» **Objective**
Look through the listing and locate every line containing the word "JSON"; copy those lines.

(Collected data entries)
----

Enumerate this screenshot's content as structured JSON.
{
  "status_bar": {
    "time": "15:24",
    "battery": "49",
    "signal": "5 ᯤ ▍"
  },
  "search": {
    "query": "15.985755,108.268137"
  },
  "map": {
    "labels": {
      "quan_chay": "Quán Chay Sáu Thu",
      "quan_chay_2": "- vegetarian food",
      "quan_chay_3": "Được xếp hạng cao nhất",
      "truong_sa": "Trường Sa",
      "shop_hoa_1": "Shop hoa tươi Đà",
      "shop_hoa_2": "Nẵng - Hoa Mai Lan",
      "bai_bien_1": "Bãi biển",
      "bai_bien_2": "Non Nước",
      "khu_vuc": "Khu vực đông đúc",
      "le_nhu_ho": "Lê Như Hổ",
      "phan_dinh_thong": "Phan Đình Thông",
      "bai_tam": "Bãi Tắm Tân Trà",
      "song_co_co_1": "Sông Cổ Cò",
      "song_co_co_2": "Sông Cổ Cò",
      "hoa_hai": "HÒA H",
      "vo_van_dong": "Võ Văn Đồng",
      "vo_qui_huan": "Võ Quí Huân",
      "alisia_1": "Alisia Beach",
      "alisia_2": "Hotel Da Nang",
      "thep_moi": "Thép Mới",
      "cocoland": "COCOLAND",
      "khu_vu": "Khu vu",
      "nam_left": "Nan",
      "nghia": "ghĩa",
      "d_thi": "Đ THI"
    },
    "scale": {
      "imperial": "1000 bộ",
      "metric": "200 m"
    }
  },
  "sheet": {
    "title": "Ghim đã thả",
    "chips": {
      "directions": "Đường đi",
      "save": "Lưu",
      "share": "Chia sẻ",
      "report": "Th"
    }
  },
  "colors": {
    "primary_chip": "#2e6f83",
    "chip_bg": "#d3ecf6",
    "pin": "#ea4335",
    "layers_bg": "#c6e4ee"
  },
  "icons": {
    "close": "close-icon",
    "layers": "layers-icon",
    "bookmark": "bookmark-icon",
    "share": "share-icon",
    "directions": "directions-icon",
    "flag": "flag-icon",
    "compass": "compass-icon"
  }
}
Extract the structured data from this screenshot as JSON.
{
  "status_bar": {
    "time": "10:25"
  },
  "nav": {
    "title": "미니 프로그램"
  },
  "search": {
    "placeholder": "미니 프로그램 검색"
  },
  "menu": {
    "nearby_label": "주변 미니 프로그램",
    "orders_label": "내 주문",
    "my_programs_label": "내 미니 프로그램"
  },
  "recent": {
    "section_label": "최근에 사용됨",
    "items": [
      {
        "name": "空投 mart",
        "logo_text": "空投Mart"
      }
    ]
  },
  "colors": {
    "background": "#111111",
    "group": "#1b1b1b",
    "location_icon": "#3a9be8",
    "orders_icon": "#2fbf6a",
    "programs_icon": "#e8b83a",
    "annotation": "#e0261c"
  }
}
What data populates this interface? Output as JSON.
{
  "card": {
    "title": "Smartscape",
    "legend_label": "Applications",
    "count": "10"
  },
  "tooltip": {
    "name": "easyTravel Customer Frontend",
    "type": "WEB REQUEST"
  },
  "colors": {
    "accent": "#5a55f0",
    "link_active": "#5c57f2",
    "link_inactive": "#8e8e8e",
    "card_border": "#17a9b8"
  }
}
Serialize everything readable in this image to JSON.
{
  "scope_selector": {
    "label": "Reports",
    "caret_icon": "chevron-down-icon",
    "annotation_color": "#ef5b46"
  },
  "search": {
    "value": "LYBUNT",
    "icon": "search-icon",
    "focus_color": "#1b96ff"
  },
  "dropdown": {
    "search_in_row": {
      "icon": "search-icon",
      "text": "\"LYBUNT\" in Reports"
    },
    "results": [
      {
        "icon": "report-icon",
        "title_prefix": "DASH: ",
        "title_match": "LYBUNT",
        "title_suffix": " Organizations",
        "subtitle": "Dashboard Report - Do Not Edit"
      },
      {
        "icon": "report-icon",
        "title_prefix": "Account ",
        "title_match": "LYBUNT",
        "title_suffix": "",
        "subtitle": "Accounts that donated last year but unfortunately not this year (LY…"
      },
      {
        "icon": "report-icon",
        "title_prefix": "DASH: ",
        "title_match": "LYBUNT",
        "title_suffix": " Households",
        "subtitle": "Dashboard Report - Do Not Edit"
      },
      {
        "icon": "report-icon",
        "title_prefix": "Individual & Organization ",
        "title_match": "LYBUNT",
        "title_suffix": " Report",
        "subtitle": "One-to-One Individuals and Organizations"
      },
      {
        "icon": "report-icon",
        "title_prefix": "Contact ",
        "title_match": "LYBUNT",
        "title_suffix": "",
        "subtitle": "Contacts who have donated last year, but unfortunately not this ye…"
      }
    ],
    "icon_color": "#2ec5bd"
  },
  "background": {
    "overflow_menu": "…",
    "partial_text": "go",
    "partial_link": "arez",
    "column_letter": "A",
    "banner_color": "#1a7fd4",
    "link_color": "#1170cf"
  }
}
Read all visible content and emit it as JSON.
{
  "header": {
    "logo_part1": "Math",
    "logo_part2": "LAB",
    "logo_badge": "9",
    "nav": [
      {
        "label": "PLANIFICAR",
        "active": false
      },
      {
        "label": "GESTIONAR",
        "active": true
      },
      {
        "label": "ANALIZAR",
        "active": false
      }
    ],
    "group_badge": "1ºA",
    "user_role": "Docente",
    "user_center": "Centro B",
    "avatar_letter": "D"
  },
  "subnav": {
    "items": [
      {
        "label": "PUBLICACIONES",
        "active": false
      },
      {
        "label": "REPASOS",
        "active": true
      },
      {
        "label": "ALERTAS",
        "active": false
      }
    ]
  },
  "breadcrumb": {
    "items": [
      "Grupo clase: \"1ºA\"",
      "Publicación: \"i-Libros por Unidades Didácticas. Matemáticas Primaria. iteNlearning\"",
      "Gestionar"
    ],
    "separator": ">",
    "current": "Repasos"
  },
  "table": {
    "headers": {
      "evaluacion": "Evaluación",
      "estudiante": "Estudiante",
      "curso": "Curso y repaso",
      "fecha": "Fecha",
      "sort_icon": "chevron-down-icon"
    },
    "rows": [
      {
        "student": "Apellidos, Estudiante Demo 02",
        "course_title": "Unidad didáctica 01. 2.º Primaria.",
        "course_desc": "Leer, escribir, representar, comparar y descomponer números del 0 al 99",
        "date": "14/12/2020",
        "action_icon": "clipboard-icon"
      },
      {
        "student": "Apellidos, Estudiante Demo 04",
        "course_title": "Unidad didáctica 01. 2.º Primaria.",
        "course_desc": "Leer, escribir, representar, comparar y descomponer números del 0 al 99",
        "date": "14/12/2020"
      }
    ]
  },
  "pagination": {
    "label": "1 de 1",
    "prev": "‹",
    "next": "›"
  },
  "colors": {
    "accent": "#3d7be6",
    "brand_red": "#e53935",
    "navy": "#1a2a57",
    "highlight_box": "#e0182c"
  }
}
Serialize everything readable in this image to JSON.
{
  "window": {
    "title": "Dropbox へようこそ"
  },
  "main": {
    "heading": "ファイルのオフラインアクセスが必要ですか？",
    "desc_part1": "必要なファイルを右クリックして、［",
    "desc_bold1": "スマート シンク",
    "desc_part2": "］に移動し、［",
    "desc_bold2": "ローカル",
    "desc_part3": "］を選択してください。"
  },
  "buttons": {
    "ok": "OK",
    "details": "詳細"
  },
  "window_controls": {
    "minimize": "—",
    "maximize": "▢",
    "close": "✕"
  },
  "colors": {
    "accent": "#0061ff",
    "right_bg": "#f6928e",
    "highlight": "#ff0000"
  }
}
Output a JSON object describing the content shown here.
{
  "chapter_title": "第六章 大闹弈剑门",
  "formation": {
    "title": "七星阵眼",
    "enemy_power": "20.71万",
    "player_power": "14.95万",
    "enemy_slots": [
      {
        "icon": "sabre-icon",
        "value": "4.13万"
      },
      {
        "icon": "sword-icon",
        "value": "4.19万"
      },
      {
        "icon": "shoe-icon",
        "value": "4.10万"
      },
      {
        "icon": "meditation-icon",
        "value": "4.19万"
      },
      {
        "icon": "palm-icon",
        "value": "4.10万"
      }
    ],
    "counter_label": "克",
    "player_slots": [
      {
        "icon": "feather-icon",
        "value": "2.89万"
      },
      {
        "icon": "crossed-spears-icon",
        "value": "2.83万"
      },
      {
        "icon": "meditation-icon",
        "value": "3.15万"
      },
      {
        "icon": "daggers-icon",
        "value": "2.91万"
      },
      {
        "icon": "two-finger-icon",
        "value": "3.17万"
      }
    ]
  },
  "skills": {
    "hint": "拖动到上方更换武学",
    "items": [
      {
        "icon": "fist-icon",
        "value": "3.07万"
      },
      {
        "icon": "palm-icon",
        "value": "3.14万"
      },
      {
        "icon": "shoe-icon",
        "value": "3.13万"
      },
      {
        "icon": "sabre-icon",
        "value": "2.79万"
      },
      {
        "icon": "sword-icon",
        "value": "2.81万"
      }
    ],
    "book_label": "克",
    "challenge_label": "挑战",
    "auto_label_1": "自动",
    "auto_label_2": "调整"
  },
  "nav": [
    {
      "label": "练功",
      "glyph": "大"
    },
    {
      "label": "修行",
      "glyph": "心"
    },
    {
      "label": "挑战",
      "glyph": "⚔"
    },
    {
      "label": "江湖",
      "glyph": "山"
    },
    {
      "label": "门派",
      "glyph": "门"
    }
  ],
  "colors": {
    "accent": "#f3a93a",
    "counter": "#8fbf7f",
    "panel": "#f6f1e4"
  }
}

----

» **Result of this exercise**
Enumerate this screenshot's content as structured JSON.
Extract the structured data from this screenshot as JSON.
What data populates this interface? Output as JSON.
Serialize everything readable in this image to JSON.
Read all visible content and emit it as JSON.
Serialize everything readable in this image to JSON.
Output a JSON object describing the content shown here.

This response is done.